■ **Exercise directions**:
Skip the pictures. Reproduce all other material exactly.

— START OF Stored records —

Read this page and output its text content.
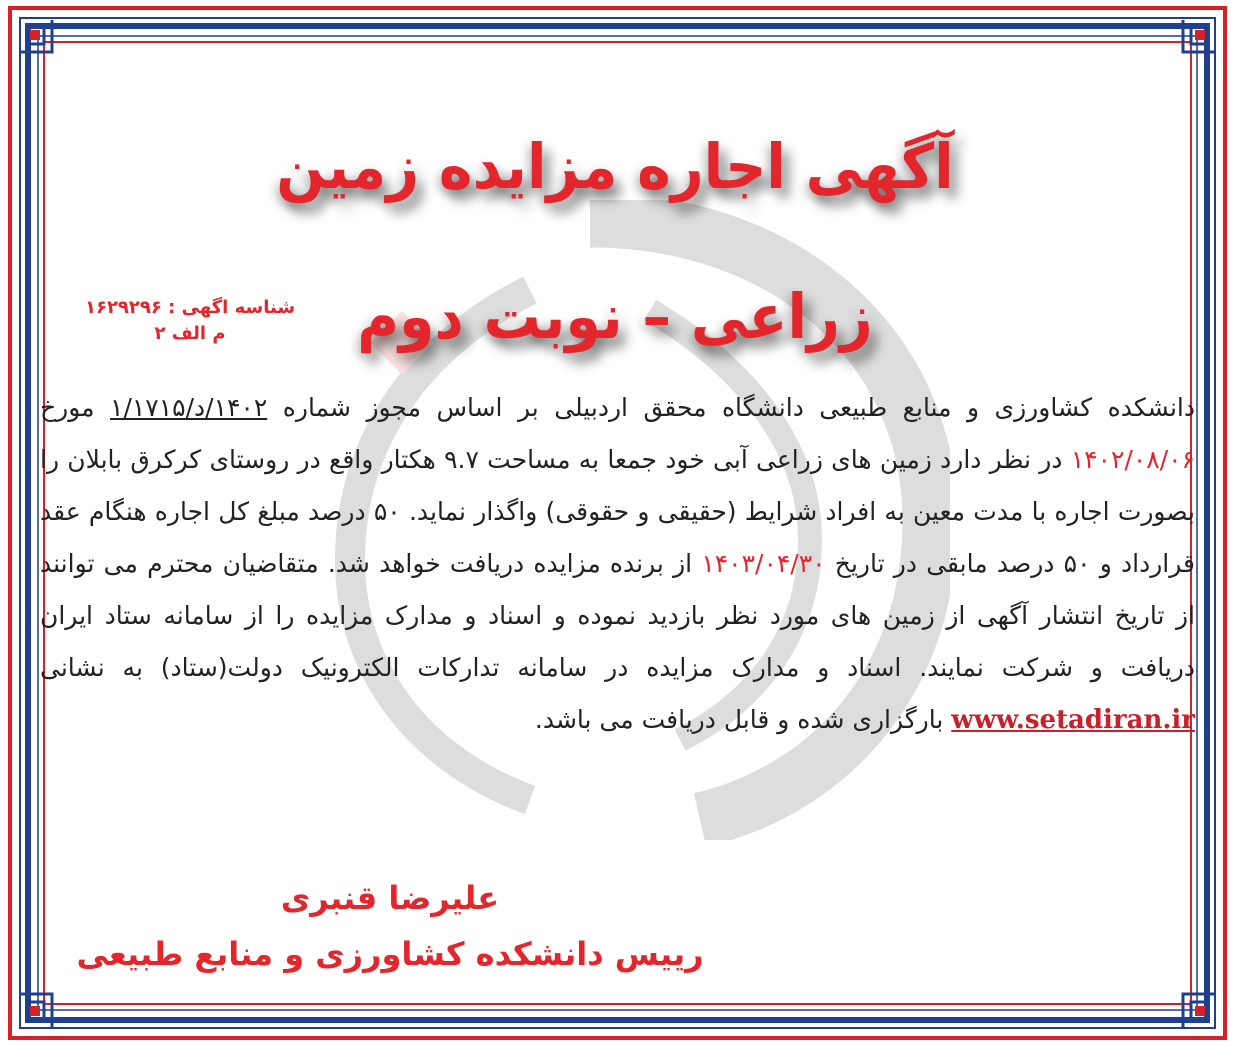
آگهی اجاره مزایده زمین زراعی – نوبت دوم
شناسه اگهی : ۱۶۲۹۲۹۶
م الف ۲
دانشکده کشاورزی و منابع طبیعی دانشگاه محقق اردبیلی بر اساس مجوز شماره ۱۴۰۲/د/۱/۱۷۱۵ مورخ ۱۴۰۲/۰۸/۰۶ در نظر دارد زمین های زراعی آبی خود جمعا به مساحت ۹.۷ هکتار واقع در روستای کرکرق بابلان را بصورت اجاره با مدت معین به افراد شرایط (حقیقی و حقوقی) واگذار نماید. ۵۰ درصد مبلغ کل اجاره هنگام عقد قرارداد و ۵۰ درصد مابقی در تاریخ ۱۴۰۳/۰۴/۳۰ از برنده مزایده دریافت خواهد شد. متقاضیان محترم می توانند از تاریخ انتشار آگهی از زمین های مورد نظر بازدید نموده و اسناد و مدارک مزایده را از سامانه ستاد ایران دریافت و شرکت نمایند. اسناد و مدارک مزایده در سامانه تدارکات الکترونیک دولت(ستاد) به نشانی www.setadiran.ir بارگزاری شده و قابل دریافت می باشد.
علیرضا قنبری
رییس دانشکده کشاورزی و منابع طبیعی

— END OF Stored records —

■ **Finished answer**:
Read this page and output its text content.
آگهی اجاره مزایده زمین زراعی – نوبت دوم
شناسه اگهی : ۱۶۲۹۲۹۶
م الف ۲
دانشکده کشاورزی و منابع طبیعی دانشگاه محقق اردبیلی بر اساس مجوز شماره ۱۴۰۲/د/۱/۱۷۱۵ مورخ ۱۴۰۲/۰۸/۰۶ در نظر دارد زمین های زراعی آبی خود جمعا به مساحت ۹.۷ هکتار واقع در روستای کرکرق بابلان را بصورت اجاره با مدت معین به افراد شرایط (حقیقی و حقوقی) واگذار نماید. ۵۰ درصد مبلغ کل اجاره هنگام عقد قرارداد و ۵۰ درصد مابقی در تاریخ ۱۴۰۳/۰۴/۳۰ از برنده مزایده دریافت خواهد شد. متقاضیان محترم می توانند از تاریخ انتشار آگهی از زمین های مورد نظر بازدید نموده و اسناد و مدارک مزایده را از سامانه ستاد ایران دریافت و شرکت نمایند. اسناد و مدارک مزایده در سامانه تدارکات الکترونیک دولت(ستاد) به نشانی www.setadiran.ir بارگزاری شده و قابل دریافت می باشد.
علیرضا قنبری
رییس دانشکده کشاورزی و منابع طبیعی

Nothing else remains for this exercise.